MATERIAL PROVIDED -
____________________
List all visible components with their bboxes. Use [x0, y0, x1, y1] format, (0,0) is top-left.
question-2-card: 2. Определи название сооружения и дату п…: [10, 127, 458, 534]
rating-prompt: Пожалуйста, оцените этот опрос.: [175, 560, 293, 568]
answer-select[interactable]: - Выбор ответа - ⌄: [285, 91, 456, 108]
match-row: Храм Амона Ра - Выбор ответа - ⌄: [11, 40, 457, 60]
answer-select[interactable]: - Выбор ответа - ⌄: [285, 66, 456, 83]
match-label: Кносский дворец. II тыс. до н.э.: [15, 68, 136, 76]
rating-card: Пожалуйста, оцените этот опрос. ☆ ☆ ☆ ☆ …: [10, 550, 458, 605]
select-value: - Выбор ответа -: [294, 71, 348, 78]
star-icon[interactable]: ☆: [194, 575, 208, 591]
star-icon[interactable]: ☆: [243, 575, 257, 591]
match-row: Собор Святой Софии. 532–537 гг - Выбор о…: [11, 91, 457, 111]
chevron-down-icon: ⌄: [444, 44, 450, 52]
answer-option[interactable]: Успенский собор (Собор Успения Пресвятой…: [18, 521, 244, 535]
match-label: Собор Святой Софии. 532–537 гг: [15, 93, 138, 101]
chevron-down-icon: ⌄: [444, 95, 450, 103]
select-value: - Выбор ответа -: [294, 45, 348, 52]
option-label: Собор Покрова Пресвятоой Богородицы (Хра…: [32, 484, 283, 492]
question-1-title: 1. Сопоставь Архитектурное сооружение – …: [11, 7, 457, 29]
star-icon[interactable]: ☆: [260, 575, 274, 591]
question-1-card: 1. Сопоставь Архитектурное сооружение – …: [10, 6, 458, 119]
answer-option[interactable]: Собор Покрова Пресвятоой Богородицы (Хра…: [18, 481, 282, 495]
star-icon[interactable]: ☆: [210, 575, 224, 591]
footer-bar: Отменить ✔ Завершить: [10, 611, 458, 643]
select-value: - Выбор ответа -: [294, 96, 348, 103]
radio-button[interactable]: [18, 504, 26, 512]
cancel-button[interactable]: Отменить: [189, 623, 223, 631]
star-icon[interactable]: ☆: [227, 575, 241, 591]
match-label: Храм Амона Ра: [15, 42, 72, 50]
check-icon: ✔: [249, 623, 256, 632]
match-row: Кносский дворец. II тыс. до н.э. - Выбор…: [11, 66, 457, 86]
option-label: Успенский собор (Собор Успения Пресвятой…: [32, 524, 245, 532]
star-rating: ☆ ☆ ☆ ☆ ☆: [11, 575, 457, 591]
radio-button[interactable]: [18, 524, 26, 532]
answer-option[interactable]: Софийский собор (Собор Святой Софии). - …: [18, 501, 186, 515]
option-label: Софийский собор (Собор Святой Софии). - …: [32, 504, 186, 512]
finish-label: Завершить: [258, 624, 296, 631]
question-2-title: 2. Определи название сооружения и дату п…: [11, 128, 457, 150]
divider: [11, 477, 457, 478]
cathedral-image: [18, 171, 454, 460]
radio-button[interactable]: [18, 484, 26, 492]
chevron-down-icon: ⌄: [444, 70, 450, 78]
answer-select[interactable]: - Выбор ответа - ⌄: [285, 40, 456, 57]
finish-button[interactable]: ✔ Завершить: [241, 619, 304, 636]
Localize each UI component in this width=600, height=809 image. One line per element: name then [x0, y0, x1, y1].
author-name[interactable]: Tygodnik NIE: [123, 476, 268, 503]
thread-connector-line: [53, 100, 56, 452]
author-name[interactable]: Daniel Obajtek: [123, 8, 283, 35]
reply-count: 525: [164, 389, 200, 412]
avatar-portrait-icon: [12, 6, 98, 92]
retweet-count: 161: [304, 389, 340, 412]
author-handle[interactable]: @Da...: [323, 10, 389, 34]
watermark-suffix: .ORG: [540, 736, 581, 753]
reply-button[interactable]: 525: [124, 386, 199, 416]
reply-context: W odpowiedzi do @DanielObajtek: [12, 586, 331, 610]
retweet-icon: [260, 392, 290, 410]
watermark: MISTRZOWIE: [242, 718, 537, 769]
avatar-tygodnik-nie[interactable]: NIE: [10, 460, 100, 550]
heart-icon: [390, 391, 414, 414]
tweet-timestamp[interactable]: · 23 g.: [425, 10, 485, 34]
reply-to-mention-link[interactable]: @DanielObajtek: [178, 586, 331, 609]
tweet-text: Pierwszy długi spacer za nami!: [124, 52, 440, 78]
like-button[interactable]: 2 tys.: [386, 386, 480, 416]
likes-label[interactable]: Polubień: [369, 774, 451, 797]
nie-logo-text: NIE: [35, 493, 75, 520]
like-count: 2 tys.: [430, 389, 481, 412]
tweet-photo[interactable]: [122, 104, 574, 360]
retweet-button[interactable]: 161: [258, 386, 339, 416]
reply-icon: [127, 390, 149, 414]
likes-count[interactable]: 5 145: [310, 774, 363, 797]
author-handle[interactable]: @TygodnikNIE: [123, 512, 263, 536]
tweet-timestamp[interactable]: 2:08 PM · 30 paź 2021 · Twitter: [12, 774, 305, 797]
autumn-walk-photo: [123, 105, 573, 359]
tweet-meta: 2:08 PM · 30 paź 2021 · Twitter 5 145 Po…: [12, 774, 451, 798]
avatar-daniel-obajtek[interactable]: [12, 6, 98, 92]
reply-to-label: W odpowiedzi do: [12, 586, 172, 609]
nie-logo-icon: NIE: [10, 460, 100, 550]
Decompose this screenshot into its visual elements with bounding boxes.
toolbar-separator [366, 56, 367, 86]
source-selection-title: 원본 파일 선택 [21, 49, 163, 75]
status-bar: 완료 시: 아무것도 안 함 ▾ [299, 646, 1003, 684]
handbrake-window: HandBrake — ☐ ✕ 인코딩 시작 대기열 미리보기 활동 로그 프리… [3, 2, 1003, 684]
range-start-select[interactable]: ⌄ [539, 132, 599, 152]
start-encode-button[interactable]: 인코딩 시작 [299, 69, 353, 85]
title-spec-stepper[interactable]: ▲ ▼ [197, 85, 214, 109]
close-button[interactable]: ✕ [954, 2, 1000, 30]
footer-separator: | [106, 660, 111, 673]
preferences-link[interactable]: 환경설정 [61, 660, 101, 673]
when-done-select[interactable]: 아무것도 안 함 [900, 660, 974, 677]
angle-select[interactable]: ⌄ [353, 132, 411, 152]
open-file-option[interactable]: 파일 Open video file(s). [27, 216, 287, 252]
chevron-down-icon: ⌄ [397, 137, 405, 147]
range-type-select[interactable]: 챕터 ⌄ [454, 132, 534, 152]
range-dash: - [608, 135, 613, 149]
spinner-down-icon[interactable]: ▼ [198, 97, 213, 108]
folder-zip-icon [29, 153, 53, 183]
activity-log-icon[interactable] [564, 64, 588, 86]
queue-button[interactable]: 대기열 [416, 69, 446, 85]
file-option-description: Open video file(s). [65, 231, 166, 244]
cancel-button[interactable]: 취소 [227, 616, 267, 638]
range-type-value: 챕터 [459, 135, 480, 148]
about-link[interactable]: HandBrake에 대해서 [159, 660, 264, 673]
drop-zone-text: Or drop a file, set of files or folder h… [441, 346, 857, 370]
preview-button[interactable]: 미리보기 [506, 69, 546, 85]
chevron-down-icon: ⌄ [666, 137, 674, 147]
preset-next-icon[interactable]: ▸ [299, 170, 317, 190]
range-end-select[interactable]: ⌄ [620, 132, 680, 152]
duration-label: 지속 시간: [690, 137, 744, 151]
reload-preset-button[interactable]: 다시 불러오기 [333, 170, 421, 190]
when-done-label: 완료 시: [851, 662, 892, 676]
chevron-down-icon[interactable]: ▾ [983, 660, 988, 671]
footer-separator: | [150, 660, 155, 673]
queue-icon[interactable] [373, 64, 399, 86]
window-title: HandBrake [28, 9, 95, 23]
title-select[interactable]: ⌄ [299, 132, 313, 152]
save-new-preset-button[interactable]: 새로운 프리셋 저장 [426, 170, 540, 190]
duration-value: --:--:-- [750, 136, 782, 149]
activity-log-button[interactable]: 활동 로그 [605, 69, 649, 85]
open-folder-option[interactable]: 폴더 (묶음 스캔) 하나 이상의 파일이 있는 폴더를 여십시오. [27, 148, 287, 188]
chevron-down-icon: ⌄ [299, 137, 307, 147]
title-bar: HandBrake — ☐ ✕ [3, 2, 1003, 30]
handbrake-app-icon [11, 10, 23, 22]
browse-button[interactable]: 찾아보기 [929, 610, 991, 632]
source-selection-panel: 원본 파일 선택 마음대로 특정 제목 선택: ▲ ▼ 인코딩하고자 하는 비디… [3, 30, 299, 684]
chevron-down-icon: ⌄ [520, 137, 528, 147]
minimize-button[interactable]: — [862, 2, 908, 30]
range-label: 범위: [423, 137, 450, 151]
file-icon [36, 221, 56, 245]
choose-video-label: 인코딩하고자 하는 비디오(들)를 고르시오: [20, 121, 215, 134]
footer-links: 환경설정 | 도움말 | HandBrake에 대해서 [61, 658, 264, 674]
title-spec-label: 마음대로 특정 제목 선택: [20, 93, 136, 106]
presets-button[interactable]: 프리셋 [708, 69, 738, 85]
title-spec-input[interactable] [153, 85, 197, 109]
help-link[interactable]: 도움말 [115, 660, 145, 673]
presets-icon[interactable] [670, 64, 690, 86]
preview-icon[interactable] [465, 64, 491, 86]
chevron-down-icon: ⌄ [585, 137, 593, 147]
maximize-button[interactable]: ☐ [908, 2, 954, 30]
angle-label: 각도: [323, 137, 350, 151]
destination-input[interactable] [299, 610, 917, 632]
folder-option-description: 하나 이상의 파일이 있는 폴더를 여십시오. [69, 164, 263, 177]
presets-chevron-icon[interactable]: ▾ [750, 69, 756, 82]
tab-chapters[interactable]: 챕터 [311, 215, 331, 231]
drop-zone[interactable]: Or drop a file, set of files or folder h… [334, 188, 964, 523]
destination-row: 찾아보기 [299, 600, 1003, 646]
____________________
Set down the stretch of entries above, from the first one through the line that contains "chevron-down-icon: ⌄: [444, 44, 450, 52]", reproducing each line with no changes.

COMPLETED TASK -
List all visible components with their bboxes. Use [x0, y0, x1, y1] format, (0,0) is top-left.
question-2-card: 2. Определи название сооружения и дату п…: [10, 127, 458, 534]
rating-prompt: Пожалуйста, оцените этот опрос.: [175, 560, 293, 568]
answer-select[interactable]: - Выбор ответа - ⌄: [285, 91, 456, 108]
match-row: Храм Амона Ра - Выбор ответа - ⌄: [11, 40, 457, 60]
answer-select[interactable]: - Выбор ответа - ⌄: [285, 66, 456, 83]
match-label: Кносский дворец. II тыс. до н.э.: [15, 68, 136, 76]
rating-card: Пожалуйста, оцените этот опрос. ☆ ☆ ☆ ☆ …: [10, 550, 458, 605]
select-value: - Выбор ответа -: [294, 71, 348, 78]
star-icon[interactable]: ☆: [194, 575, 208, 591]
star-icon[interactable]: ☆: [243, 575, 257, 591]
match-row: Собор Святой Софии. 532–537 гг - Выбор о…: [11, 91, 457, 111]
chevron-down-icon: ⌄: [444, 44, 450, 52]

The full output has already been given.